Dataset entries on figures
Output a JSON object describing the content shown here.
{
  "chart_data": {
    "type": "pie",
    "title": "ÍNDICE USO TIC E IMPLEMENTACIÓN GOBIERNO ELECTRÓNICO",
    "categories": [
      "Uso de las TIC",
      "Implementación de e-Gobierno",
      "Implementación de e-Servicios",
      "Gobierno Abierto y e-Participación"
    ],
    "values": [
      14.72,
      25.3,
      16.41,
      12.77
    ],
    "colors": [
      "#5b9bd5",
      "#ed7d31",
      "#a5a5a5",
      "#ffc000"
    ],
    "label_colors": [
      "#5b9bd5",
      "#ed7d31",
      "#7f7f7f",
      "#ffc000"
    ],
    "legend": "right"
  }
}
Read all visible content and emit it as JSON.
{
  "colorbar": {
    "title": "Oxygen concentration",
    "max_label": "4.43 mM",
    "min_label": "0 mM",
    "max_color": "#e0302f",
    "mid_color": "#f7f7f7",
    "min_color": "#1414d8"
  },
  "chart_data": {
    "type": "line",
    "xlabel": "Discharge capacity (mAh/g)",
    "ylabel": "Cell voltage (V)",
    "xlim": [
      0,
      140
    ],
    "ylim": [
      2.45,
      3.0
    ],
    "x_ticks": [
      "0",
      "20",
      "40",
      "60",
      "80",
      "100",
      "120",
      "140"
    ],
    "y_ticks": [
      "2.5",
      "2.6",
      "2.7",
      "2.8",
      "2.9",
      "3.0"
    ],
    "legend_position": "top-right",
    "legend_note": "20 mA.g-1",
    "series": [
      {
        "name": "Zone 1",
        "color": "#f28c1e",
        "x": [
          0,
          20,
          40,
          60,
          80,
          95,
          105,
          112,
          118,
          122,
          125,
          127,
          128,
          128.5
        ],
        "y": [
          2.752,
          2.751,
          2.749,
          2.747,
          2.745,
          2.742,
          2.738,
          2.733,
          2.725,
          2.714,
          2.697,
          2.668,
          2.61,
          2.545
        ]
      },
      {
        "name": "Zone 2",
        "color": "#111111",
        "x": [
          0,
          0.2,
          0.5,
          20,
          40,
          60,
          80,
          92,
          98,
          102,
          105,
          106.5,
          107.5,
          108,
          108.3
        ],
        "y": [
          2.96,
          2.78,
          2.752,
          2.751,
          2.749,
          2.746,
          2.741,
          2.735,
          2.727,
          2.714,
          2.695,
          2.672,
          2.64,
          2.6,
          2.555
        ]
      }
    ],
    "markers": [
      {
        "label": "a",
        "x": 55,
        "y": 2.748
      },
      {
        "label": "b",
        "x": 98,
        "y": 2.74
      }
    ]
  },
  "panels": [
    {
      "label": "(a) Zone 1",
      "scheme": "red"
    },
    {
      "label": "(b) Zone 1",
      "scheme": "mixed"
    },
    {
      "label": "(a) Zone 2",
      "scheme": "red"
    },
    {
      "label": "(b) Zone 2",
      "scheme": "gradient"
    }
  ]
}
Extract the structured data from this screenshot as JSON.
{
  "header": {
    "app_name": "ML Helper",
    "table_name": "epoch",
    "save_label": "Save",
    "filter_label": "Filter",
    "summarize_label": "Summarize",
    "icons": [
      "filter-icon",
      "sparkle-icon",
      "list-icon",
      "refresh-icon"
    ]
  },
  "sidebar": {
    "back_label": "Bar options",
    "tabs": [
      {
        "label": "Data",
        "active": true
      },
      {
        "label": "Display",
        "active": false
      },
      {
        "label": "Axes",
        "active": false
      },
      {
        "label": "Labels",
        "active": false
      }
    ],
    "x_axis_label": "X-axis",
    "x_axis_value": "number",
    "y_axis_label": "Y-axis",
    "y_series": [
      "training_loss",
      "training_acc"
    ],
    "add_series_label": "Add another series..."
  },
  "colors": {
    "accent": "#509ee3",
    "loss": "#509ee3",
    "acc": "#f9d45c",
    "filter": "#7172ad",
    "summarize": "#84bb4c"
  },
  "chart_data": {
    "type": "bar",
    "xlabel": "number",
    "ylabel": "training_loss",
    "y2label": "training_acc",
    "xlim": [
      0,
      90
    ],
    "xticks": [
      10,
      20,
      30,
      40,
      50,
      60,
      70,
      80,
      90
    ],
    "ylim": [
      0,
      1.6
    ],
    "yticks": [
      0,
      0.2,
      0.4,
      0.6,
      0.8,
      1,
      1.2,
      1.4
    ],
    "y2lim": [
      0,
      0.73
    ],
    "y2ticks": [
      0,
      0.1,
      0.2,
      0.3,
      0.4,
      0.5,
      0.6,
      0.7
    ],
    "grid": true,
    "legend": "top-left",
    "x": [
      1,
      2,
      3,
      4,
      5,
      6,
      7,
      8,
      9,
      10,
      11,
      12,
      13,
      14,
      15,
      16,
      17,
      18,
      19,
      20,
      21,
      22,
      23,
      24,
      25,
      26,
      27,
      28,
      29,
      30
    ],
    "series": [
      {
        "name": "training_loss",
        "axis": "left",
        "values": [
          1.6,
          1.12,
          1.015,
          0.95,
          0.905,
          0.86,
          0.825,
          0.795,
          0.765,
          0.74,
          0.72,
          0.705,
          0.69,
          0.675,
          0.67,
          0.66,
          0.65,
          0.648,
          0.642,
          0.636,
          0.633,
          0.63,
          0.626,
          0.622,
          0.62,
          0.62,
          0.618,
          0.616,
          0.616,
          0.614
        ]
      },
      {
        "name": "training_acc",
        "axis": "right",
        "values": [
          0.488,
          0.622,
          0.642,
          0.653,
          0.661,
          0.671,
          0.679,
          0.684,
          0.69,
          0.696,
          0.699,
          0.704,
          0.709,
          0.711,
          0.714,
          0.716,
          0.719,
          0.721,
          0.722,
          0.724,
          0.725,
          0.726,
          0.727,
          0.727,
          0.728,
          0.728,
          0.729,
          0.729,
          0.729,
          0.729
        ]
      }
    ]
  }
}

• What the task requires
Go through the listing above and restate it word for word.

• Exercise result
Output a JSON object describing the content shown here.
{
  "chart_data": {
    "type": "pie",
    "title": "ÍNDICE USO TIC E IMPLEMENTACIÓN GOBIERNO ELECTRÓNICO",
    "categories": [
      "Uso de las TIC",
      "Implementación de e-Gobierno",
      "Implementación de e-Servicios",
      "Gobierno Abierto y e-Participación"
    ],
    "values": [
      14.72,
      25.3,
      16.41,
      12.77
    ],
    "colors": [
      "#5b9bd5",
      "#ed7d31",
      "#a5a5a5",
      "#ffc000"
    ],
    "label_colors": [
      "#5b9bd5",
      "#ed7d31",
      "#7f7f7f",
      "#ffc000"
    ],
    "legend": "right"
  }
}
Read all visible content and emit it as JSON.
{
  "colorbar": {
    "title": "Oxygen concentration",
    "max_label": "4.43 mM",
    "min_label": "0 mM",
    "max_color": "#e0302f",
    "mid_color": "#f7f7f7",
    "min_color": "#1414d8"
  },
  "chart_data": {
    "type": "line",
    "xlabel": "Discharge capacity (mAh/g)",
    "ylabel": "Cell voltage (V)",
    "xlim": [
      0,
      140
    ],
    "ylim": [
      2.45,
      3.0
    ],
    "x_ticks": [
      "0",
      "20",
      "40",
      "60",
      "80",
      "100",
      "120",
      "140"
    ],
    "y_ticks": [
      "2.5",
      "2.6",
      "2.7",
      "2.8",
      "2.9",
      "3.0"
    ],
    "legend_position": "top-right",
    "legend_note": "20 mA.g-1",
    "series": [
      {
        "name": "Zone 1",
        "color": "#f28c1e",
        "x": [
          0,
          20,
          40,
          60,
          80,
          95,
          105,
          112,
          118,
          122,
          125,
          127,
          128,
          128.5
        ],
        "y": [
          2.752,
          2.751,
          2.749,
          2.747,
          2.745,
          2.742,
          2.738,
          2.733,
          2.725,
          2.714,
          2.697,
          2.668,
          2.61,
          2.545
        ]
      },
      {
        "name": "Zone 2",
        "color": "#111111",
        "x": [
          0,
          0.2,
          0.5,
          20,
          40,
          60,
          80,
          92,
          98,
          102,
          105,
          106.5,
          107.5,
          108,
          108.3
        ],
        "y": [
          2.96,
          2.78,
          2.752,
          2.751,
          2.749,
          2.746,
          2.741,
          2.735,
          2.727,
          2.714,
          2.695,
          2.672,
          2.64,
          2.6,
          2.555
        ]
      }
    ],
    "markers": [
      {
        "label": "a",
        "x": 55,
        "y": 2.748
      },
      {
        "label": "b",
        "x": 98,
        "y": 2.74
      }
    ]
  },
  "panels": [
    {
      "label": "(a) Zone 1",
      "scheme": "red"
    },
    {
      "label": "(b) Zone 1",
      "scheme": "mixed"
    },
    {
      "label": "(a) Zone 2",
      "scheme": "red"
    },
    {
      "label": "(b) Zone 2",
      "scheme": "gradient"
    }
  ]
}
Extract the structured data from this screenshot as JSON.
{
  "header": {
    "app_name": "ML Helper",
    "table_name": "epoch",
    "save_label": "Save",
    "filter_label": "Filter",
    "summarize_label": "Summarize",
    "icons": [
      "filter-icon",
      "sparkle-icon",
      "list-icon",
      "refresh-icon"
    ]
  },
  "sidebar": {
    "back_label": "Bar options",
    "tabs": [
      {
        "label": "Data",
        "active": true
      },
      {
        "label": "Display",
        "active": false
      },
      {
        "label": "Axes",
        "active": false
      },
      {
        "label": "Labels",
        "active": false
      }
    ],
    "x_axis_label": "X-axis",
    "x_axis_value": "number",
    "y_axis_label": "Y-axis",
    "y_series": [
      "training_loss",
      "training_acc"
    ],
    "add_series_label": "Add another series..."
  },
  "colors": {
    "accent": "#509ee3",
    "loss": "#509ee3",
    "acc": "#f9d45c",
    "filter": "#7172ad",
    "summarize": "#84bb4c"
  },
  "chart_data": {
    "type": "bar",
    "xlabel": "number",
    "ylabel": "training_loss",
    "y2label": "training_acc",
    "xlim": [
      0,
      90
    ],
    "xticks": [
      10,
      20,
      30,
      40,
      50,
      60,
      70,
      80,
      90
    ],
    "ylim": [
      0,
      1.6
    ],
    "yticks": [
      0,
      0.2,
      0.4,
      0.6,
      0.8,
      1,
      1.2,
      1.4
    ],
    "y2lim": [
      0,
      0.73
    ],
    "y2ticks": [
      0,
      0.1,
      0.2,
      0.3,
      0.4,
      0.5,
      0.6,
      0.7
    ],
    "grid": true,
    "legend": "top-left",
    "x": [
      1,
      2,
      3,
      4,
      5,
      6,
      7,
      8,
      9,
      10,
      11,
      12,
      13,
      14,
      15,
      16,
      17,
      18,
      19,
      20,
      21,
      22,
      23,
      24,
      25,
      26,
      27,
      28,
      29,
      30
    ],
    "series": [
      {
        "name": "training_loss",
        "axis": "left",
        "values": [
          1.6,
          1.12,
          1.015,
          0.95,
          0.905,
          0.86,
          0.825,
          0.795,
          0.765,
          0.74,
          0.72,
          0.705,
          0.69,
          0.675,
          0.67,
          0.66,
          0.65,
          0.648,
          0.642,
          0.636,
          0.633,
          0.63,
          0.626,
          0.622,
          0.62,
          0.62,
          0.618,
          0.616,
          0.616,
          0.614
        ]
      },
      {
        "name": "training_acc",
        "axis": "right",
        "values": [
          0.488,
          0.622,
          0.642,
          0.653,
          0.661,
          0.671,
          0.679,
          0.684,
          0.69,
          0.696,
          0.699,
          0.704,
          0.709,
          0.711,
          0.714,
          0.716,
          0.719,
          0.721,
          0.722,
          0.724,
          0.725,
          0.726,
          0.727,
          0.727,
          0.728,
          0.728,
          0.729,
          0.729,
          0.729,
          0.729
        ]
      }
    ]
  }
}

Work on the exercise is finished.